* PROBLEM TO WORK ON: Extract every line below, verbatim.

* GIVEN INFORMATION:
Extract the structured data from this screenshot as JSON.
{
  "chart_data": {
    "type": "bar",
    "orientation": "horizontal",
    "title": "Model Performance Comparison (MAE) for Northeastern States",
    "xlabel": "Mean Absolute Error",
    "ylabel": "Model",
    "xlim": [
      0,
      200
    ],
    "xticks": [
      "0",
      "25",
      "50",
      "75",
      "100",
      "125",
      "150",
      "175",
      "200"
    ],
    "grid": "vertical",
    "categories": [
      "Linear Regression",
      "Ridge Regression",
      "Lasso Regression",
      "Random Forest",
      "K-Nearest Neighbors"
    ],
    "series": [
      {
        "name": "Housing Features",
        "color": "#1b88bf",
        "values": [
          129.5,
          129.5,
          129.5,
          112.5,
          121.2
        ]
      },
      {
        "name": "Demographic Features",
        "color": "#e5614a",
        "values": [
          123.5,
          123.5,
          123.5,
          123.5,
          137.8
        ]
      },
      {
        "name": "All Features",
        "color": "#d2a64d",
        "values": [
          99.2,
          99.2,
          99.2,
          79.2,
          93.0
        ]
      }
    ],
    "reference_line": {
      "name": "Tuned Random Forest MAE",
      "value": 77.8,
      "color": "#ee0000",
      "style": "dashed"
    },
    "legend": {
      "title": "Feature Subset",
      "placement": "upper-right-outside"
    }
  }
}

* FINAL ANSWER:
Extract the structured data from this screenshot as JSON.
{
  "chart_data": {
    "type": "bar",
    "orientation": "horizontal",
    "title": "Model Performance Comparison (MAE) for Northeastern States",
    "xlabel": "Mean Absolute Error",
    "ylabel": "Model",
    "xlim": [
      0,
      200
    ],
    "xticks": [
      "0",
      "25",
      "50",
      "75",
      "100",
      "125",
      "150",
      "175",
      "200"
    ],
    "grid": "vertical",
    "categories": [
      "Linear Regression",
      "Ridge Regression",
      "Lasso Regression",
      "Random Forest",
      "K-Nearest Neighbors"
    ],
    "series": [
      {
        "name": "Housing Features",
        "color": "#1b88bf",
        "values": [
          129.5,
          129.5,
          129.5,
          112.5,
          121.2
        ]
      },
      {
        "name": "Demographic Features",
        "color": "#e5614a",
        "values": [
          123.5,
          123.5,
          123.5,
          123.5,
          137.8
        ]
      },
      {
        "name": "All Features",
        "color": "#d2a64d",
        "values": [
          99.2,
          99.2,
          99.2,
          79.2,
          93.0
        ]
      }
    ],
    "reference_line": {
      "name": "Tuned Random Forest MAE",
      "value": 77.8,
      "color": "#ee0000",
      "style": "dashed"
    },
    "legend": {
      "title": "Feature Subset",
      "placement": "upper-right-outside"
    }
  }
}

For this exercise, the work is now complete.